> _TASK_
Filter the entries, keeping every line with the word "работы".

-.-.-

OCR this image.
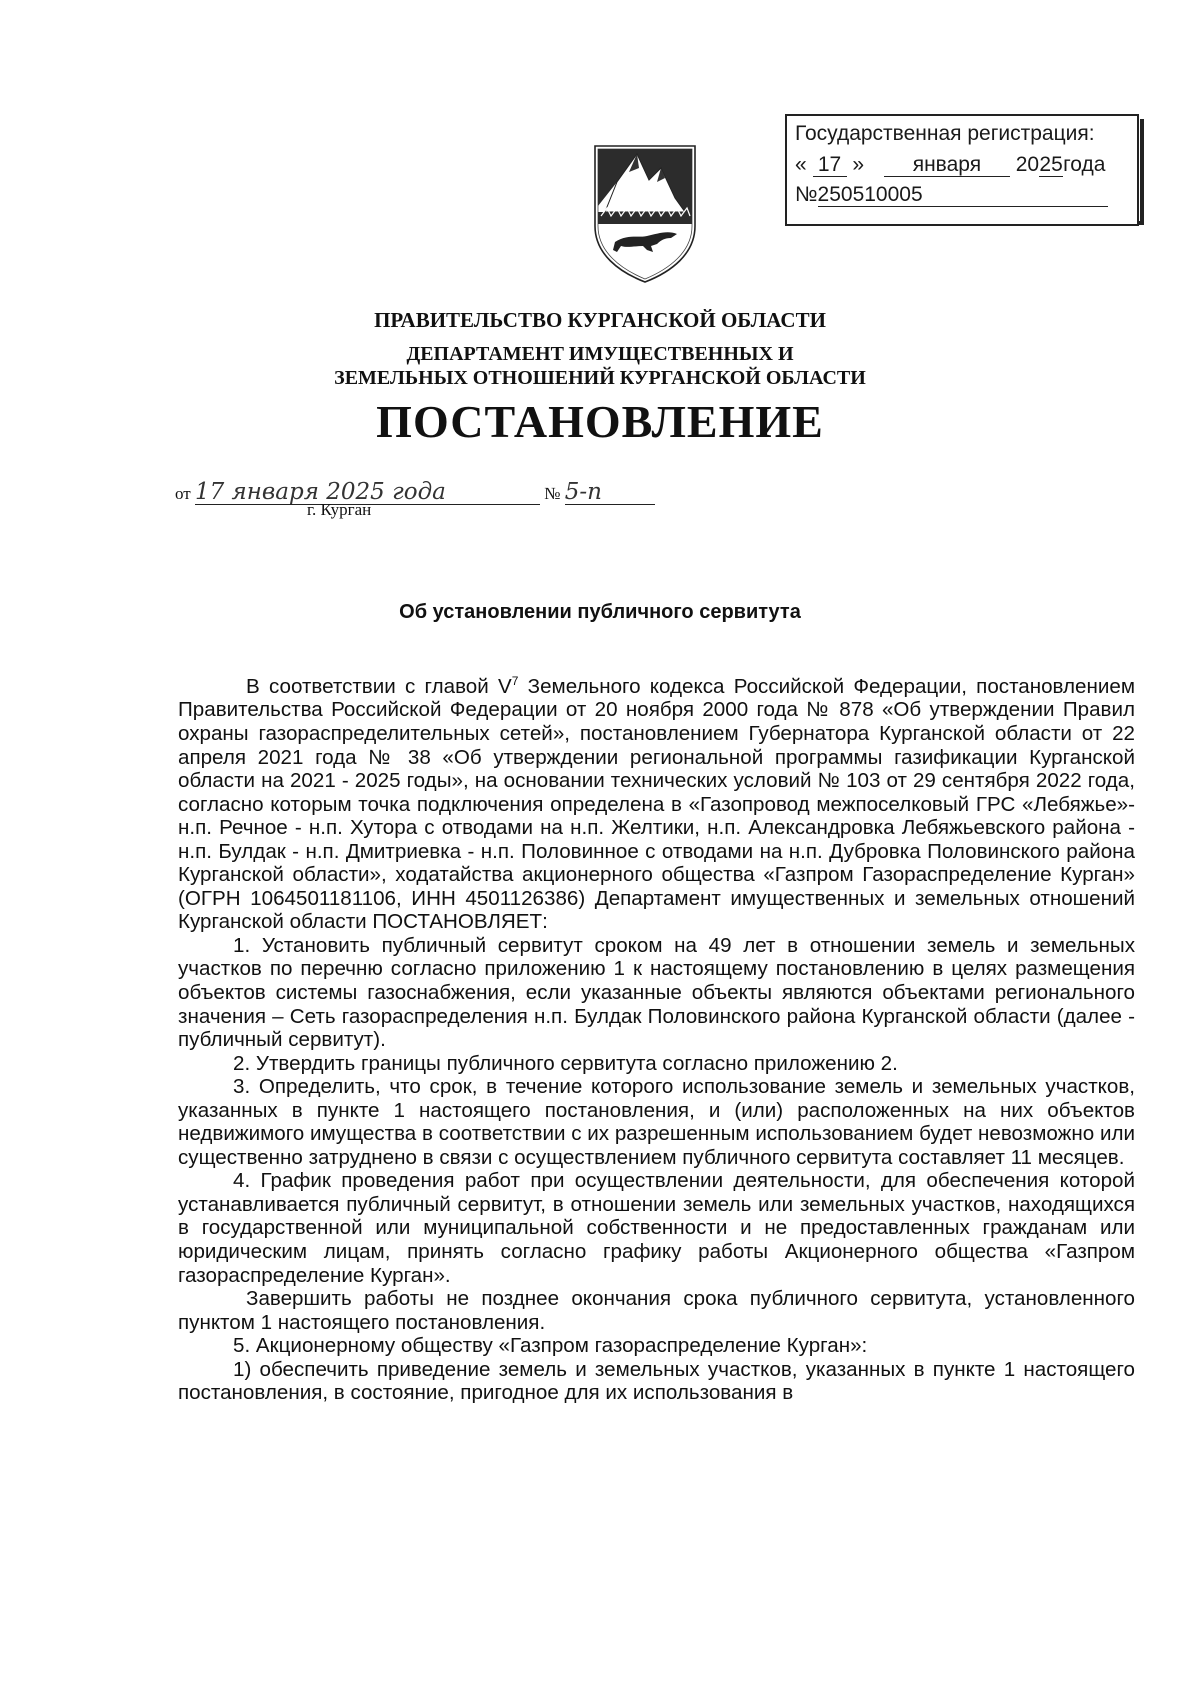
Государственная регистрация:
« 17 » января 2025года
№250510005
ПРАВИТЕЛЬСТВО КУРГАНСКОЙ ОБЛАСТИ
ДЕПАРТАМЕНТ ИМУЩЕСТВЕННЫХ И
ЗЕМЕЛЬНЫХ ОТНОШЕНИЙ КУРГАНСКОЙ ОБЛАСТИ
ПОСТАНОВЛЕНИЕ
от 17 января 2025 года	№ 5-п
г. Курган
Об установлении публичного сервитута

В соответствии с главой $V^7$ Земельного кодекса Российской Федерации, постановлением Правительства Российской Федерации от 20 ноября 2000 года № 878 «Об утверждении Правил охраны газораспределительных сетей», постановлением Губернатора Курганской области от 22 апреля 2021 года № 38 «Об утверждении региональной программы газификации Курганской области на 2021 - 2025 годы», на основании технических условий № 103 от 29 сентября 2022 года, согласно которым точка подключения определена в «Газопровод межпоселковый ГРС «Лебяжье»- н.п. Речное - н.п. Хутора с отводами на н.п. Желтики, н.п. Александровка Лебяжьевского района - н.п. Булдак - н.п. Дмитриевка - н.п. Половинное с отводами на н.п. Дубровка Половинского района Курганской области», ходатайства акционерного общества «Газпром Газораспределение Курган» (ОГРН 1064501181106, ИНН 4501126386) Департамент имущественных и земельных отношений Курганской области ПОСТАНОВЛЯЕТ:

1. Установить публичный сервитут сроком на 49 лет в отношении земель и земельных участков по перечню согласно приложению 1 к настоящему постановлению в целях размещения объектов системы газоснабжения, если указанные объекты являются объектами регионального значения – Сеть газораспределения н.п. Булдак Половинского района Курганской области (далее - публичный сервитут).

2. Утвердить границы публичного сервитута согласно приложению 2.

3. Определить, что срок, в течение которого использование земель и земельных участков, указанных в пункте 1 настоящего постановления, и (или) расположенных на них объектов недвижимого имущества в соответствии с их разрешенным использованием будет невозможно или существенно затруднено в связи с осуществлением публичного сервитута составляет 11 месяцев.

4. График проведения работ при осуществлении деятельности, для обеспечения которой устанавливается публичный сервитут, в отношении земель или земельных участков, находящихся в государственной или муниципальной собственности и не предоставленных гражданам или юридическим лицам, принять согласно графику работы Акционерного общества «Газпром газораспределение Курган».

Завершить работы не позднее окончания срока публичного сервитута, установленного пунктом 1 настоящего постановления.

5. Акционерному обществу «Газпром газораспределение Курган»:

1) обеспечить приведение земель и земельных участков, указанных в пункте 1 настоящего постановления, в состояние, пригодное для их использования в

-.-.-

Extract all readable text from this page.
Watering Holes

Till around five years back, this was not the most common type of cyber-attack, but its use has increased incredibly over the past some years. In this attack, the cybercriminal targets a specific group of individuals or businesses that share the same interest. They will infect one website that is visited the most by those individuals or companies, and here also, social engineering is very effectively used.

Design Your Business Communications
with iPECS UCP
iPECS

-.-.-

> _PROBLEM SOLUTION_
4. График проведения работ при осуществлении деятельности, для обеспечения которой устанавливается публичный сервитут, в отношении земель или земельных участков, находящихся в государственной или муниципальной собственности и не предоставленных гражданам или юридическим лицам, принять согласно графику работы Акционерного общества «Газпром газораспределение Курган».
Завершить работы не позднее окончания срока публичного сервитута, установленного пунктом 1 настоящего постановления.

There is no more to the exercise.